(Data records)
>> Begin
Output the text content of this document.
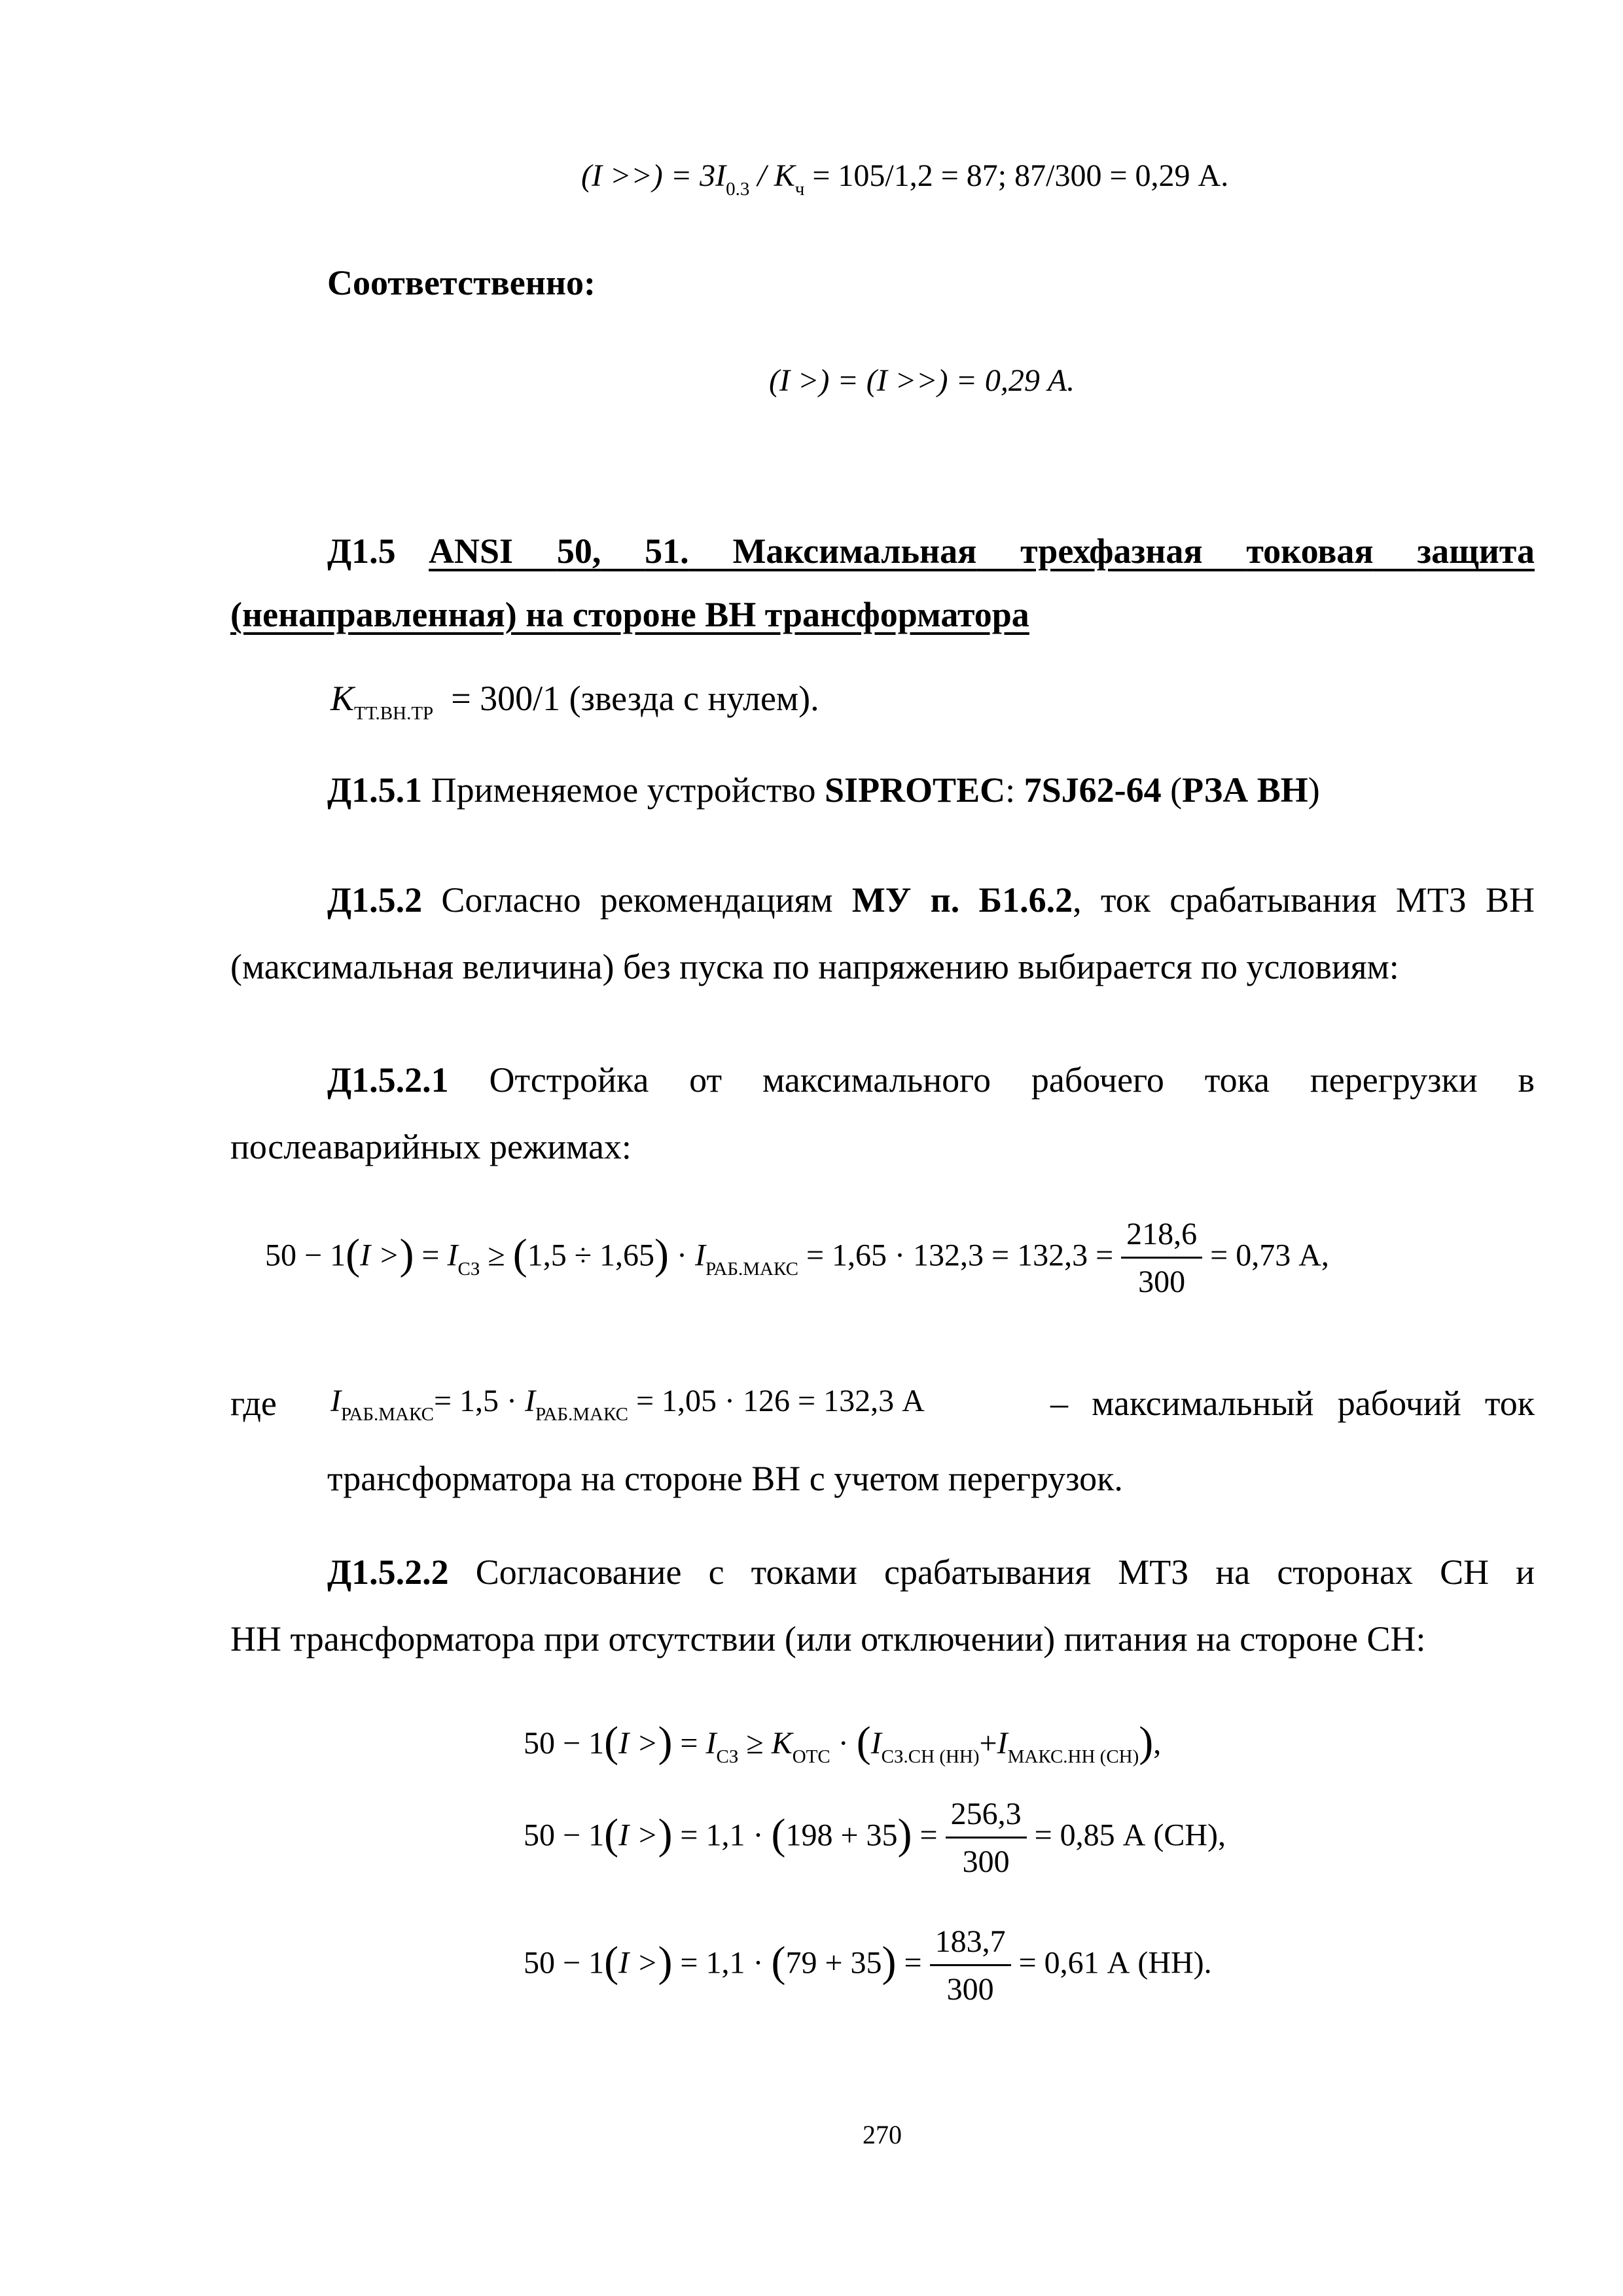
(I >>) = $3I_{0.3} / K_ч = 105/1,2 = 87$; 87/300 = 0,29 А.
Соответственно:
(I >) = (I >>) = 0,29 А.
Д1.5 ANSI 50, 51. Максимальная трехфазная токовая защита
(ненаправленная) на стороне ВН трансформатора
$K_{ТТ.ВН.ТР} = 300/1$ (звезда с нулем).
Д1.5.1 Применяемое устройство SIPROTEC: 7SJ62-64 (РЗА ВН)
Д1.5.2 Согласно рекомендациям МУ п. Б1.6.2, ток срабатывания МТЗ ВН
(максимальная величина) без пуска по напряжению выбирается по условиям:
Д1.5.2.1 Отстройка от максимального рабочего тока перегрузки в
послеаварийных режимах:
50 − 1(I >) = $I_{СЗ} \ge (1,5 \div 1,65) \cdot I_{РАБ.МАКС} = 1,65 \cdot 132,3 = 132,3 = \frac{218,6}{300} = 0,73$ А,
где $I_{РАБ.МАКС}= 1,5 \cdot I_{РАБ.МАКС} = 1,05 \cdot 126 = 132,3$ А	– максимальный рабочий ток
трансформатора на стороне ВН с учетом перегрузок.
Д1.5.2.2 Согласование с токами срабатывания МТЗ на сторонах СН и
НН трансформатора при отсутствии (или отключении) питания на стороне СН:
50 − 1(I >) = $I_{СЗ} \ge K_{ОТС} \cdot (I_{СЗ.СН (НН)}+I_{МАКС.НН (СН)})$,
50 − 1(I >) = $1,1 \cdot (198 + 35) = \frac{256,3}{300} = 0,85$ А (СН),
50 − 1(I >) = $1,1 \cdot (79 + 35) = \frac{183,7}{300} = 0,61$ А (НН).
270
>> End
▶ Written problem:
Write out every entry again word for word, without any of the pictures.

▶ Answer for the task:
Output the text content of this document.
(I >>) = $3I_{0.3} / K_ч = 105/1,2 = 87$; 87/300 = 0,29 А.
Соответственно:
(I >) = (I >>) = 0,29 А.
Д1.5 ANSI 50, 51. Максимальная трехфазная токовая защита
(ненаправленная) на стороне ВН трансформатора
$K_{ТТ.ВН.ТР} = 300/1$ (звезда с нулем).
Д1.5.1 Применяемое устройство SIPROTEC: 7SJ62-64 (РЗА ВН)
Д1.5.2 Согласно рекомендациям МУ п. Б1.6.2, ток срабатывания МТЗ ВН
(максимальная величина) без пуска по напряжению выбирается по условиям:
Д1.5.2.1 Отстройка от максимального рабочего тока перегрузки в
послеаварийных режимах:
50 − 1(I >) = $I_{СЗ} \ge (1,5 \div 1,65) \cdot I_{РАБ.МАКС} = 1,65 \cdot 132,3 = 132,3 = \frac{218,6}{300} = 0,73$ А,
где $I_{РАБ.МАКС}= 1,5 \cdot I_{РАБ.МАКС} = 1,05 \cdot 126 = 132,3$ А	– максимальный рабочий ток
трансформатора на стороне ВН с учетом перегрузок.
Д1.5.2.2 Согласование с токами срабатывания МТЗ на сторонах СН и
НН трансформатора при отсутствии (или отключении) питания на стороне СН:
50 − 1(I >) = $I_{СЗ} \ge K_{ОТС} \cdot (I_{СЗ.СН (НН)}+I_{МАКС.НН (СН)})$,
50 − 1(I >) = $1,1 \cdot (198 + 35) = \frac{256,3}{300} = 0,85$ А (СН),
50 − 1(I >) = $1,1 \cdot (79 + 35) = \frac{183,7}{300} = 0,61$ А (НН).
270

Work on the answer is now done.